(Figure record extracts)

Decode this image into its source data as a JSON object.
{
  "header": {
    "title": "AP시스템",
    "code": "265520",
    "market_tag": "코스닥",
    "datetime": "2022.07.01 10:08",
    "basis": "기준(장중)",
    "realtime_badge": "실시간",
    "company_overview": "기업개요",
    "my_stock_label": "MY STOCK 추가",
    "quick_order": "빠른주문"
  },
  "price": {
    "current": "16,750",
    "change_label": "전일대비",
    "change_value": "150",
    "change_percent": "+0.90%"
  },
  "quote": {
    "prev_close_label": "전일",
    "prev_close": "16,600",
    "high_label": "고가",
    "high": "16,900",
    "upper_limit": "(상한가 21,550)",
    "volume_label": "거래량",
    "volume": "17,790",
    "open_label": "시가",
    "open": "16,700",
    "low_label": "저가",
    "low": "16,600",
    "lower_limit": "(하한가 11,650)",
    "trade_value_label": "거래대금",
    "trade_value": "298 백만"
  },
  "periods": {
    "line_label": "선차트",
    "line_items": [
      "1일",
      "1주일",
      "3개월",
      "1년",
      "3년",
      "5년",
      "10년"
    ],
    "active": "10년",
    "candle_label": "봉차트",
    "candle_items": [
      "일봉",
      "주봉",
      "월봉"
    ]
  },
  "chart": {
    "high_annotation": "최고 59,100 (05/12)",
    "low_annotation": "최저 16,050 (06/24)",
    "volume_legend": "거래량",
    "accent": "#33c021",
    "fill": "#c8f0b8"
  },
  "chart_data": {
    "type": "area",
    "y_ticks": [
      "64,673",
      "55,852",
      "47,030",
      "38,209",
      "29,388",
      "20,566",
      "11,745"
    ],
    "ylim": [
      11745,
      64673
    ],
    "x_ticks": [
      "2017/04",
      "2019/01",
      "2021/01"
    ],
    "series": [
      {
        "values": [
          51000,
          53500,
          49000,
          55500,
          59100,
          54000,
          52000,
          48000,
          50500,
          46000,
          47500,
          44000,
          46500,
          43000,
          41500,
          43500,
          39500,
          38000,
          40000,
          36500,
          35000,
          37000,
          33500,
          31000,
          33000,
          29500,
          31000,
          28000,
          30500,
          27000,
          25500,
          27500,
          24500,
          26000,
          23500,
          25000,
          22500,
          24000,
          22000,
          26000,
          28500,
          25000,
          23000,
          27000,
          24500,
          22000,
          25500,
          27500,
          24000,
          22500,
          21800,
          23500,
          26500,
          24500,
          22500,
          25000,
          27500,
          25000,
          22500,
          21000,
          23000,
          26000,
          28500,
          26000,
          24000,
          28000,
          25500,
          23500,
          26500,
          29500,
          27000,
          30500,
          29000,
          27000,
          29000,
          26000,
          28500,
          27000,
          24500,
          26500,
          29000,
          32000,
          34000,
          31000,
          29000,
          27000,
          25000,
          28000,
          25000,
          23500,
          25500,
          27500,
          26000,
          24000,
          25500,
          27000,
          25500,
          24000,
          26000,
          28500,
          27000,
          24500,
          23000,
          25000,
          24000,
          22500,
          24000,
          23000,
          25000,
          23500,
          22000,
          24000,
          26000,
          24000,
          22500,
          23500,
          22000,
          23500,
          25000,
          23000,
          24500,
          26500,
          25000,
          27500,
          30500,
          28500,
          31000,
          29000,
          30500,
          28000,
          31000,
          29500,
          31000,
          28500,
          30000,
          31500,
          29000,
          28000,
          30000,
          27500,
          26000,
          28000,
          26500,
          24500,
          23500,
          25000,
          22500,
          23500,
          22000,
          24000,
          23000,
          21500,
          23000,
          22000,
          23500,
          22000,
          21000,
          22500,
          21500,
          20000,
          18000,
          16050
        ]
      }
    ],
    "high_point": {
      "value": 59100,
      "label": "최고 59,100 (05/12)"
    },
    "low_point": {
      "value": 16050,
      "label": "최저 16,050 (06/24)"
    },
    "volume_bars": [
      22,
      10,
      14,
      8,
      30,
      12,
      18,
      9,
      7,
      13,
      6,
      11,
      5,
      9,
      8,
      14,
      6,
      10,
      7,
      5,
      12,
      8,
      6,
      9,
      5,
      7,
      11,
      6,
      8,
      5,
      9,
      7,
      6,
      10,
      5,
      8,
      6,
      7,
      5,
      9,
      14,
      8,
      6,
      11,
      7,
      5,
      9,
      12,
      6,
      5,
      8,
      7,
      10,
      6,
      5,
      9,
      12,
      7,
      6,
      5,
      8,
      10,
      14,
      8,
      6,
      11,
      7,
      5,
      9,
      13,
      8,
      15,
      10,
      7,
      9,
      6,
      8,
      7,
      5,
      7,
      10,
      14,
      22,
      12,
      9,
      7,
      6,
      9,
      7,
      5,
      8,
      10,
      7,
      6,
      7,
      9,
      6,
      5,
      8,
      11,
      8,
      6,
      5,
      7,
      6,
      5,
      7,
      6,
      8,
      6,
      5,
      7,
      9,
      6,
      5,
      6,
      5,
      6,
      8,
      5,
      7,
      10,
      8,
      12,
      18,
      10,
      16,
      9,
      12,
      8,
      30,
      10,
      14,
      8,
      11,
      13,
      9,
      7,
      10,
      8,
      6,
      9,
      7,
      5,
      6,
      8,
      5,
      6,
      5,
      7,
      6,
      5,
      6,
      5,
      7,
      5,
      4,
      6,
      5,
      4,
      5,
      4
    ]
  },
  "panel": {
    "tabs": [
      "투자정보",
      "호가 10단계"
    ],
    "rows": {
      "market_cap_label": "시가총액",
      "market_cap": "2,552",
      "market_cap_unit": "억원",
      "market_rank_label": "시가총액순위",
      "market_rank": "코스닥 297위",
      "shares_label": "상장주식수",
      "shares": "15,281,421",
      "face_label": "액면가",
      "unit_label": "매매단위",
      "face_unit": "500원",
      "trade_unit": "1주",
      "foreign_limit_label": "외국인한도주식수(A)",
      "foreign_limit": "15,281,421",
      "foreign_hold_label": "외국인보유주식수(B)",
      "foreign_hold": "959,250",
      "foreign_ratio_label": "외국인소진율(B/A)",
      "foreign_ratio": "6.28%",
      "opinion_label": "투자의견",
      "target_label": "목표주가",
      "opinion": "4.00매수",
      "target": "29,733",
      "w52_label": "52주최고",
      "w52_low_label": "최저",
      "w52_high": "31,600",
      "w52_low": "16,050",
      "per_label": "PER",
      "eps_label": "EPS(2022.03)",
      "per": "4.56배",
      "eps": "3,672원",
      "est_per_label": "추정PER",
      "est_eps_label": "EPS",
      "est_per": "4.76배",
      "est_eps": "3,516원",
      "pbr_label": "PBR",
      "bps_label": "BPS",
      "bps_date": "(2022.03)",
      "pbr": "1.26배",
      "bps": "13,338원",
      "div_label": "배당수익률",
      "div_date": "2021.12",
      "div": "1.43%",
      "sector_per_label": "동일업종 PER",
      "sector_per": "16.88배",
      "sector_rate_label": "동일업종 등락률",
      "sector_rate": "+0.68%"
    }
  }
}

● **TASK TO COMPLETE**
Return the lines above exactly, keeping every word.

● **RESULT OF THE TASK**
Decode this image into its source data as a JSON object.
{
  "header": {
    "title": "AP시스템",
    "code": "265520",
    "market_tag": "코스닥",
    "datetime": "2022.07.01 10:08",
    "basis": "기준(장중)",
    "realtime_badge": "실시간",
    "company_overview": "기업개요",
    "my_stock_label": "MY STOCK 추가",
    "quick_order": "빠른주문"
  },
  "price": {
    "current": "16,750",
    "change_label": "전일대비",
    "change_value": "150",
    "change_percent": "+0.90%"
  },
  "quote": {
    "prev_close_label": "전일",
    "prev_close": "16,600",
    "high_label": "고가",
    "high": "16,900",
    "upper_limit": "(상한가 21,550)",
    "volume_label": "거래량",
    "volume": "17,790",
    "open_label": "시가",
    "open": "16,700",
    "low_label": "저가",
    "low": "16,600",
    "lower_limit": "(하한가 11,650)",
    "trade_value_label": "거래대금",
    "trade_value": "298 백만"
  },
  "periods": {
    "line_label": "선차트",
    "line_items": [
      "1일",
      "1주일",
      "3개월",
      "1년",
      "3년",
      "5년",
      "10년"
    ],
    "active": "10년",
    "candle_label": "봉차트",
    "candle_items": [
      "일봉",
      "주봉",
      "월봉"
    ]
  },
  "chart": {
    "high_annotation": "최고 59,100 (05/12)",
    "low_annotation": "최저 16,050 (06/24)",
    "volume_legend": "거래량",
    "accent": "#33c021",
    "fill": "#c8f0b8"
  },
  "chart_data": {
    "type": "area",
    "y_ticks": [
      "64,673",
      "55,852",
      "47,030",
      "38,209",
      "29,388",
      "20,566",
      "11,745"
    ],
    "ylim": [
      11745,
      64673
    ],
    "x_ticks": [
      "2017/04",
      "2019/01",
      "2021/01"
    ],
    "series": [
      {
        "values": [
          51000,
          53500,
          49000,
          55500,
          59100,
          54000,
          52000,
          48000,
          50500,
          46000,
          47500,
          44000,
          46500,
          43000,
          41500,
          43500,
          39500,
          38000,
          40000,
          36500,
          35000,
          37000,
          33500,
          31000,
          33000,
          29500,
          31000,
          28000,
          30500,
          27000,
          25500,
          27500,
          24500,
          26000,
          23500,
          25000,
          22500,
          24000,
          22000,
          26000,
          28500,
          25000,
          23000,
          27000,
          24500,
          22000,
          25500,
          27500,
          24000,
          22500,
          21800,
          23500,
          26500,
          24500,
          22500,
          25000,
          27500,
          25000,
          22500,
          21000,
          23000,
          26000,
          28500,
          26000,
          24000,
          28000,
          25500,
          23500,
          26500,
          29500,
          27000,
          30500,
          29000,
          27000,
          29000,
          26000,
          28500,
          27000,
          24500,
          26500,
          29000,
          32000,
          34000,
          31000,
          29000,
          27000,
          25000,
          28000,
          25000,
          23500,
          25500,
          27500,
          26000,
          24000,
          25500,
          27000,
          25500,
          24000,
          26000,
          28500,
          27000,
          24500,
          23000,
          25000,
          24000,
          22500,
          24000,
          23000,
          25000,
          23500,
          22000,
          24000,
          26000,
          24000,
          22500,
          23500,
          22000,
          23500,
          25000,
          23000,
          24500,
          26500,
          25000,
          27500,
          30500,
          28500,
          31000,
          29000,
          30500,
          28000,
          31000,
          29500,
          31000,
          28500,
          30000,
          31500,
          29000,
          28000,
          30000,
          27500,
          26000,
          28000,
          26500,
          24500,
          23500,
          25000,
          22500,
          23500,
          22000,
          24000,
          23000,
          21500,
          23000,
          22000,
          23500,
          22000,
          21000,
          22500,
          21500,
          20000,
          18000,
          16050
        ]
      }
    ],
    "high_point": {
      "value": 59100,
      "label": "최고 59,100 (05/12)"
    },
    "low_point": {
      "value": 16050,
      "label": "최저 16,050 (06/24)"
    },
    "volume_bars": [
      22,
      10,
      14,
      8,
      30,
      12,
      18,
      9,
      7,
      13,
      6,
      11,
      5,
      9,
      8,
      14,
      6,
      10,
      7,
      5,
      12,
      8,
      6,
      9,
      5,
      7,
      11,
      6,
      8,
      5,
      9,
      7,
      6,
      10,
      5,
      8,
      6,
      7,
      5,
      9,
      14,
      8,
      6,
      11,
      7,
      5,
      9,
      12,
      6,
      5,
      8,
      7,
      10,
      6,
      5,
      9,
      12,
      7,
      6,
      5,
      8,
      10,
      14,
      8,
      6,
      11,
      7,
      5,
      9,
      13,
      8,
      15,
      10,
      7,
      9,
      6,
      8,
      7,
      5,
      7,
      10,
      14,
      22,
      12,
      9,
      7,
      6,
      9,
      7,
      5,
      8,
      10,
      7,
      6,
      7,
      9,
      6,
      5,
      8,
      11,
      8,
      6,
      5,
      7,
      6,
      5,
      7,
      6,
      8,
      6,
      5,
      7,
      9,
      6,
      5,
      6,
      5,
      6,
      8,
      5,
      7,
      10,
      8,
      12,
      18,
      10,
      16,
      9,
      12,
      8,
      30,
      10,
      14,
      8,
      11,
      13,
      9,
      7,
      10,
      8,
      6,
      9,
      7,
      5,
      6,
      8,
      5,
      6,
      5,
      7,
      6,
      5,
      6,
      5,
      7,
      5,
      4,
      6,
      5,
      4,
      5,
      4
    ]
  },
  "panel": {
    "tabs": [
      "투자정보",
      "호가 10단계"
    ],
    "rows": {
      "market_cap_label": "시가총액",
      "market_cap": "2,552",
      "market_cap_unit": "억원",
      "market_rank_label": "시가총액순위",
      "market_rank": "코스닥 297위",
      "shares_label": "상장주식수",
      "shares": "15,281,421",
      "face_label": "액면가",
      "unit_label": "매매단위",
      "face_unit": "500원",
      "trade_unit": "1주",
      "foreign_limit_label": "외국인한도주식수(A)",
      "foreign_limit": "15,281,421",
      "foreign_hold_label": "외국인보유주식수(B)",
      "foreign_hold": "959,250",
      "foreign_ratio_label": "외국인소진율(B/A)",
      "foreign_ratio": "6.28%",
      "opinion_label": "투자의견",
      "target_label": "목표주가",
      "opinion": "4.00매수",
      "target": "29,733",
      "w52_label": "52주최고",
      "w52_low_label": "최저",
      "w52_high": "31,600",
      "w52_low": "16,050",
      "per_label": "PER",
      "eps_label": "EPS(2022.03)",
      "per": "4.56배",
      "eps": "3,672원",
      "est_per_label": "추정PER",
      "est_eps_label": "EPS",
      "est_per": "4.76배",
      "est_eps": "3,516원",
      "pbr_label": "PBR",
      "bps_label": "BPS",
      "bps_date": "(2022.03)",
      "pbr": "1.26배",
      "bps": "13,338원",
      "div_label": "배당수익률",
      "div_date": "2021.12",
      "div": "1.43%",
      "sector_per_label": "동일업종 PER",
      "sector_per": "16.88배",
      "sector_rate_label": "동일업종 등락률",
      "sector_rate": "+0.68%"
    }
  }
}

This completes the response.